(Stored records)

+ + + + +

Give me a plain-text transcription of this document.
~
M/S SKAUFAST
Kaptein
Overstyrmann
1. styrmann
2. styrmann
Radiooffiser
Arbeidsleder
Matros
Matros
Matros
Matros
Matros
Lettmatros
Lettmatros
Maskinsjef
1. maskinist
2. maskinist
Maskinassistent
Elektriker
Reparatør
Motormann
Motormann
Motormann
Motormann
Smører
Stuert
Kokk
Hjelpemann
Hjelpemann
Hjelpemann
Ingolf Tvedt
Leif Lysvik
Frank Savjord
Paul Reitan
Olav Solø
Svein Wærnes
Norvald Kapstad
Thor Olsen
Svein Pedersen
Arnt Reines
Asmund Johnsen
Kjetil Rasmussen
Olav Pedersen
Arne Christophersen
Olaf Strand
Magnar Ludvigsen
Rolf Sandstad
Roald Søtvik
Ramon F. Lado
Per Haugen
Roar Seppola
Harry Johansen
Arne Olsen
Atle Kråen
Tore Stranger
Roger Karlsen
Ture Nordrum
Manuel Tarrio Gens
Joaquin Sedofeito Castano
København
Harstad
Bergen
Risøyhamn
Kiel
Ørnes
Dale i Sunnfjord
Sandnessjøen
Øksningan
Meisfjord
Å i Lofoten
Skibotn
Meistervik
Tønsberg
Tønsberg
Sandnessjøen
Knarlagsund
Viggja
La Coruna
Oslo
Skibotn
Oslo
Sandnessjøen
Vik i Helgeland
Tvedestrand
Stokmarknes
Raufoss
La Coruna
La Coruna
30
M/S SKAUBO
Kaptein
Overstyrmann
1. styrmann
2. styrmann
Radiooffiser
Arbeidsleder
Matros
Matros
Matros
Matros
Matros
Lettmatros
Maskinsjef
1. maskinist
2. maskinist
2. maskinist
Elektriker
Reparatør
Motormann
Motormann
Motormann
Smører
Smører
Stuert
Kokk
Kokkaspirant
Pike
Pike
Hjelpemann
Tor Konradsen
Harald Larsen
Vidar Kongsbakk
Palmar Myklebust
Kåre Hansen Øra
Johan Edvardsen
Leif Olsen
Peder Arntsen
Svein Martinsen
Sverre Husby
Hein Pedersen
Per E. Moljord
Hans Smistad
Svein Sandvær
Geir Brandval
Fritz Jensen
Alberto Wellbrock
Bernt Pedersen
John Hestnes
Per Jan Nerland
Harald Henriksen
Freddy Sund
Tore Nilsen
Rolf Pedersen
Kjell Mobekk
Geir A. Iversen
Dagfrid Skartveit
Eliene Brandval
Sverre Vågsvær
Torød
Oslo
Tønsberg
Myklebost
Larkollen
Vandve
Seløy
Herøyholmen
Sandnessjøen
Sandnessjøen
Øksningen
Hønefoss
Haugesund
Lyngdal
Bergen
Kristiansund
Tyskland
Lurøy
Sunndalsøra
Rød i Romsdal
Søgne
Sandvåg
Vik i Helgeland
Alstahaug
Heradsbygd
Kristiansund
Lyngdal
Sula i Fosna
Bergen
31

+ + + + +

Give an exact copy of all the data shown above.

### Response to the exercise
Give me a plain-text transcription of this document.
~
M/S SKAUFAST
Kaptein
Overstyrmann
1. styrmann
2. styrmann
Radiooffiser
Arbeidsleder
Matros
Matros
Matros
Matros
Matros
Lettmatros
Lettmatros
Maskinsjef
1. maskinist
2. maskinist
Maskinassistent
Elektriker
Reparatør
Motormann
Motormann
Motormann
Motormann
Smører
Stuert
Kokk
Hjelpemann
Hjelpemann
Hjelpemann
Ingolf Tvedt
Leif Lysvik
Frank Savjord
Paul Reitan
Olav Solø
Svein Wærnes
Norvald Kapstad
Thor Olsen
Svein Pedersen
Arnt Reines
Asmund Johnsen
Kjetil Rasmussen
Olav Pedersen
Arne Christophersen
Olaf Strand
Magnar Ludvigsen
Rolf Sandstad
Roald Søtvik
Ramon F. Lado
Per Haugen
Roar Seppola
Harry Johansen
Arne Olsen
Atle Kråen
Tore Stranger
Roger Karlsen
Ture Nordrum
Manuel Tarrio Gens
Joaquin Sedofeito Castano
København
Harstad
Bergen
Risøyhamn
Kiel
Ørnes
Dale i Sunnfjord
Sandnessjøen
Øksningan
Meisfjord
Å i Lofoten
Skibotn
Meistervik
Tønsberg
Tønsberg
Sandnessjøen
Knarlagsund
Viggja
La Coruna
Oslo
Skibotn
Oslo
Sandnessjøen
Vik i Helgeland
Tvedestrand
Stokmarknes
Raufoss
La Coruna
La Coruna
30
M/S SKAUBO
Kaptein
Overstyrmann
1. styrmann
2. styrmann
Radiooffiser
Arbeidsleder
Matros
Matros
Matros
Matros
Matros
Lettmatros
Maskinsjef
1. maskinist
2. maskinist
2. maskinist
Elektriker
Reparatør
Motormann
Motormann
Motormann
Smører
Smører
Stuert
Kokk
Kokkaspirant
Pike
Pike
Hjelpemann
Tor Konradsen
Harald Larsen
Vidar Kongsbakk
Palmar Myklebust
Kåre Hansen Øra
Johan Edvardsen
Leif Olsen
Peder Arntsen
Svein Martinsen
Sverre Husby
Hein Pedersen
Per E. Moljord
Hans Smistad
Svein Sandvær
Geir Brandval
Fritz Jensen
Alberto Wellbrock
Bernt Pedersen
John Hestnes
Per Jan Nerland
Harald Henriksen
Freddy Sund
Tore Nilsen
Rolf Pedersen
Kjell Mobekk
Geir A. Iversen
Dagfrid Skartveit
Eliene Brandval
Sverre Vågsvær
Torød
Oslo
Tønsberg
Myklebost
Larkollen
Vandve
Seløy
Herøyholmen
Sandnessjøen
Sandnessjøen
Øksningen
Hønefoss
Haugesund
Lyngdal
Bergen
Kristiansund
Tyskland
Lurøy
Sunndalsøra
Rød i Romsdal
Søgne
Sandvåg
Vik i Helgeland
Alstahaug
Heradsbygd
Kristiansund
Lyngdal
Sula i Fosna
Bergen
31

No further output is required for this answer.